• [WHAT IS BEING ASKED]: Below is a listing; reproduce each line of it exactly.

• [EXCERPTED DATA]:
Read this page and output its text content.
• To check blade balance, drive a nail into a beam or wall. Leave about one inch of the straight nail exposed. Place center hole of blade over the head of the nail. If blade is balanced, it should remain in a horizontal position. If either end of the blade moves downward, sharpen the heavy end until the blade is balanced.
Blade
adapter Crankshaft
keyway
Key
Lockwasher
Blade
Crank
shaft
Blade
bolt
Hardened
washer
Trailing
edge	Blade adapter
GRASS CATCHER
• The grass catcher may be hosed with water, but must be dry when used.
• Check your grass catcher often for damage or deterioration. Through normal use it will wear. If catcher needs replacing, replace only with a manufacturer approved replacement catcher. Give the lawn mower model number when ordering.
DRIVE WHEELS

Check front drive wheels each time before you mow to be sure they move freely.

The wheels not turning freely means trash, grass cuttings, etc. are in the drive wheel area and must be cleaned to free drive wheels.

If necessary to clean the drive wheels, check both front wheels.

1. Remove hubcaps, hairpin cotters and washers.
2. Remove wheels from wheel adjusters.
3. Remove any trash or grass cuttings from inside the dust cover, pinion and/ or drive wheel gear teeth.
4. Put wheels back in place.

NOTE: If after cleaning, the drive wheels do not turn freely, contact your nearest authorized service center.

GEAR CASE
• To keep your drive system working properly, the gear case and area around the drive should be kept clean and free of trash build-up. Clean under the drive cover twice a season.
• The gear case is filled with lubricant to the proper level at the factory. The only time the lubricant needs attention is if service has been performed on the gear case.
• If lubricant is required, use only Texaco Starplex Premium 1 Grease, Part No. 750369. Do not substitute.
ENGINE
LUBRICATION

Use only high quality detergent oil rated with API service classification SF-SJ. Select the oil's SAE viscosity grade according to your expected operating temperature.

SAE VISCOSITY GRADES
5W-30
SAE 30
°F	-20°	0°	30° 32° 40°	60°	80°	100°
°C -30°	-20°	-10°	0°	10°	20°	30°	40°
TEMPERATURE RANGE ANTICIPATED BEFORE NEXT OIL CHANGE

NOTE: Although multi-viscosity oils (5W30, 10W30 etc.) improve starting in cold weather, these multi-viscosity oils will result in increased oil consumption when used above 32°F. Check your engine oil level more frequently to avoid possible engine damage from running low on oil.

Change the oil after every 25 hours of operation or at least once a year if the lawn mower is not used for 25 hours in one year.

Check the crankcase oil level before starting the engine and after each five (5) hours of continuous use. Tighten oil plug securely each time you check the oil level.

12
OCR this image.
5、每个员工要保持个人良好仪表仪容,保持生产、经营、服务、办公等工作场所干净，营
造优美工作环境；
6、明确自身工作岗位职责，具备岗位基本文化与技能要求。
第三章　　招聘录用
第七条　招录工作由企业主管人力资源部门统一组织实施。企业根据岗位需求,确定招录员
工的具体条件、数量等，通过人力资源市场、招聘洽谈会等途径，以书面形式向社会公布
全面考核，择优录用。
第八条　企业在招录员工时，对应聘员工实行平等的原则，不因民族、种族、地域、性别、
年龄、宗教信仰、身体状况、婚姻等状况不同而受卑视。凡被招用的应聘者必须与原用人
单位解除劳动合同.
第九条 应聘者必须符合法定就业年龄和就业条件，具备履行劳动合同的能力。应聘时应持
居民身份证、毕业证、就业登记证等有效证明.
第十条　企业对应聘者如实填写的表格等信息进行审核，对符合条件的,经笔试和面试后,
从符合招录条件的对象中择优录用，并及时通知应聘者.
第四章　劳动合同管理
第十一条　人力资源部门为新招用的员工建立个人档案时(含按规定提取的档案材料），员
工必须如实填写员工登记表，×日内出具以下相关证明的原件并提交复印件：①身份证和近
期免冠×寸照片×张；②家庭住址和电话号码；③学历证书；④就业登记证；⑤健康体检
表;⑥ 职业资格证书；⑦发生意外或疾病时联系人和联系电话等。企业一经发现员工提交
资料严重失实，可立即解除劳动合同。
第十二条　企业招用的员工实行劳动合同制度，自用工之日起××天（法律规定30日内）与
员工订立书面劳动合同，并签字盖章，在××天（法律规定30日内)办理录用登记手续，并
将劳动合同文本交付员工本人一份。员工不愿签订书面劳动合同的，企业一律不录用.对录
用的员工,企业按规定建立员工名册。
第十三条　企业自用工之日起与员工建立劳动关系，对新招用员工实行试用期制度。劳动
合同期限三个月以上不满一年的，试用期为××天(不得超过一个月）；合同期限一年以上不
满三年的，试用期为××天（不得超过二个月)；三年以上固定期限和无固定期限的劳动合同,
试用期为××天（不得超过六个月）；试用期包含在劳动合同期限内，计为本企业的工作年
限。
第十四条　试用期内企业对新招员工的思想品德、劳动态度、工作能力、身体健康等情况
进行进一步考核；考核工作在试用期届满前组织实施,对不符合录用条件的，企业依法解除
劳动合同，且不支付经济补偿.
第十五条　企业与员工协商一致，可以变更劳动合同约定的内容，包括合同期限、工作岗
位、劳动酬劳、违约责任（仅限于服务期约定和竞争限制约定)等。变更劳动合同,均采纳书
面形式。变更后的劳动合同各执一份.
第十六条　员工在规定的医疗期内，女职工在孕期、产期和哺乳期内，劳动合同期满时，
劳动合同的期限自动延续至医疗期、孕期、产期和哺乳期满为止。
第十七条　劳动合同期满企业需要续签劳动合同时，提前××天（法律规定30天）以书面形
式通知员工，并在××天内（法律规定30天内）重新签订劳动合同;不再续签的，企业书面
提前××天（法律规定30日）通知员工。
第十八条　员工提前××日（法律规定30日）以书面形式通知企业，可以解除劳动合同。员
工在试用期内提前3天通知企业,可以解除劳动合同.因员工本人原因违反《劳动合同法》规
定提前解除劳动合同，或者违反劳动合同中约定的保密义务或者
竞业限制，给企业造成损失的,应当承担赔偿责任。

• [WRITTEN ANSWER]:
Read this page and output its text content.
• To check blade balance, drive a nail into a beam or wall. Leave about one inch of the straight nail exposed. Place center hole of blade over the head of the nail. If blade is balanced, it should remain in a horizontal position. If either end of the blade moves downward, sharpen the heavy end until the blade is balanced.
Blade
adapter Crankshaft
keyway
Key
Lockwasher
Blade
Crank
shaft
Blade
bolt
Hardened
washer
Trailing
edge	Blade adapter
GRASS CATCHER
• The grass catcher may be hosed with water, but must be dry when used.
• Check your grass catcher often for damage or deterioration. Through normal use it will wear. If catcher needs replacing, replace only with a manufacturer approved replacement catcher. Give the lawn mower model number when ordering.
DRIVE WHEELS

Check front drive wheels each time before you mow to be sure they move freely.

The wheels not turning freely means trash, grass cuttings, etc. are in the drive wheel area and must be cleaned to free drive wheels.

If necessary to clean the drive wheels, check both front wheels.

1. Remove hubcaps, hairpin cotters and washers.
2. Remove wheels from wheel adjusters.
3. Remove any trash or grass cuttings from inside the dust cover, pinion and/ or drive wheel gear teeth.
4. Put wheels back in place.

NOTE: If after cleaning, the drive wheels do not turn freely, contact your nearest authorized service center.

GEAR CASE
• To keep your drive system working properly, the gear case and area around the drive should be kept clean and free of trash build-up. Clean under the drive cover twice a season.
• The gear case is filled with lubricant to the proper level at the factory. The only time the lubricant needs attention is if service has been performed on the gear case.
• If lubricant is required, use only Texaco Starplex Premium 1 Grease, Part No. 750369. Do not substitute.
ENGINE
LUBRICATION

Use only high quality detergent oil rated with API service classification SF-SJ. Select the oil's SAE viscosity grade according to your expected operating temperature.

SAE VISCOSITY GRADES
5W-30
SAE 30
°F	-20°	0°	30° 32° 40°	60°	80°	100°
°C -30°	-20°	-10°	0°	10°	20°	30°	40°
TEMPERATURE RANGE ANTICIPATED BEFORE NEXT OIL CHANGE

NOTE: Although multi-viscosity oils (5W30, 10W30 etc.) improve starting in cold weather, these multi-viscosity oils will result in increased oil consumption when used above 32°F. Check your engine oil level more frequently to avoid possible engine damage from running low on oil.

Change the oil after every 25 hours of operation or at least once a year if the lawn mower is not used for 25 hours in one year.

Check the crankcase oil level before starting the engine and after each five (5) hours of continuous use. Tighten oil plug securely each time you check the oil level.

12
OCR this image.
5、每个员工要保持个人良好仪表仪容,保持生产、经营、服务、办公等工作场所干净，营
造优美工作环境；
6、明确自身工作岗位职责，具备岗位基本文化与技能要求。
第三章　　招聘录用
第七条　招录工作由企业主管人力资源部门统一组织实施。企业根据岗位需求,确定招录员
工的具体条件、数量等，通过人力资源市场、招聘洽谈会等途径，以书面形式向社会公布
全面考核，择优录用。
第八条　企业在招录员工时，对应聘员工实行平等的原则，不因民族、种族、地域、性别、
年龄、宗教信仰、身体状况、婚姻等状况不同而受卑视。凡被招用的应聘者必须与原用人
单位解除劳动合同.
第九条 应聘者必须符合法定就业年龄和就业条件，具备履行劳动合同的能力。应聘时应持
居民身份证、毕业证、就业登记证等有效证明.
第十条　企业对应聘者如实填写的表格等信息进行审核，对符合条件的,经笔试和面试后,
从符合招录条件的对象中择优录用，并及时通知应聘者.
第四章　劳动合同管理
第十一条　人力资源部门为新招用的员工建立个人档案时(含按规定提取的档案材料），员
工必须如实填写员工登记表，×日内出具以下相关证明的原件并提交复印件：①身份证和近
期免冠×寸照片×张；②家庭住址和电话号码；③学历证书；④就业登记证；⑤健康体检
表;⑥ 职业资格证书；⑦发生意外或疾病时联系人和联系电话等。企业一经发现员工提交
资料严重失实，可立即解除劳动合同。
第十二条　企业招用的员工实行劳动合同制度，自用工之日起××天（法律规定30日内）与
员工订立书面劳动合同，并签字盖章，在××天（法律规定30日内)办理录用登记手续，并
将劳动合同文本交付员工本人一份。员工不愿签订书面劳动合同的，企业一律不录用.对录
用的员工,企业按规定建立员工名册。
第十三条　企业自用工之日起与员工建立劳动关系，对新招用员工实行试用期制度。劳动
合同期限三个月以上不满一年的，试用期为××天(不得超过一个月）；合同期限一年以上不
满三年的，试用期为××天（不得超过二个月)；三年以上固定期限和无固定期限的劳动合同,
试用期为××天（不得超过六个月）；试用期包含在劳动合同期限内，计为本企业的工作年
限。
第十四条　试用期内企业对新招员工的思想品德、劳动态度、工作能力、身体健康等情况
进行进一步考核；考核工作在试用期届满前组织实施,对不符合录用条件的，企业依法解除
劳动合同，且不支付经济补偿.
第十五条　企业与员工协商一致，可以变更劳动合同约定的内容，包括合同期限、工作岗
位、劳动酬劳、违约责任（仅限于服务期约定和竞争限制约定)等。变更劳动合同,均采纳书
面形式。变更后的劳动合同各执一份.
第十六条　员工在规定的医疗期内，女职工在孕期、产期和哺乳期内，劳动合同期满时，
劳动合同的期限自动延续至医疗期、孕期、产期和哺乳期满为止。
第十七条　劳动合同期满企业需要续签劳动合同时，提前××天（法律规定30天）以书面形
式通知员工，并在××天内（法律规定30天内）重新签订劳动合同;不再续签的，企业书面
提前××天（法律规定30日）通知员工。
第十八条　员工提前××日（法律规定30日）以书面形式通知企业，可以解除劳动合同。员
工在试用期内提前3天通知企业,可以解除劳动合同.因员工本人原因违反《劳动合同法》规
定提前解除劳动合同，或者违反劳动合同中约定的保密义务或者
竞业限制，给企业造成损失的,应当承担赔偿责任。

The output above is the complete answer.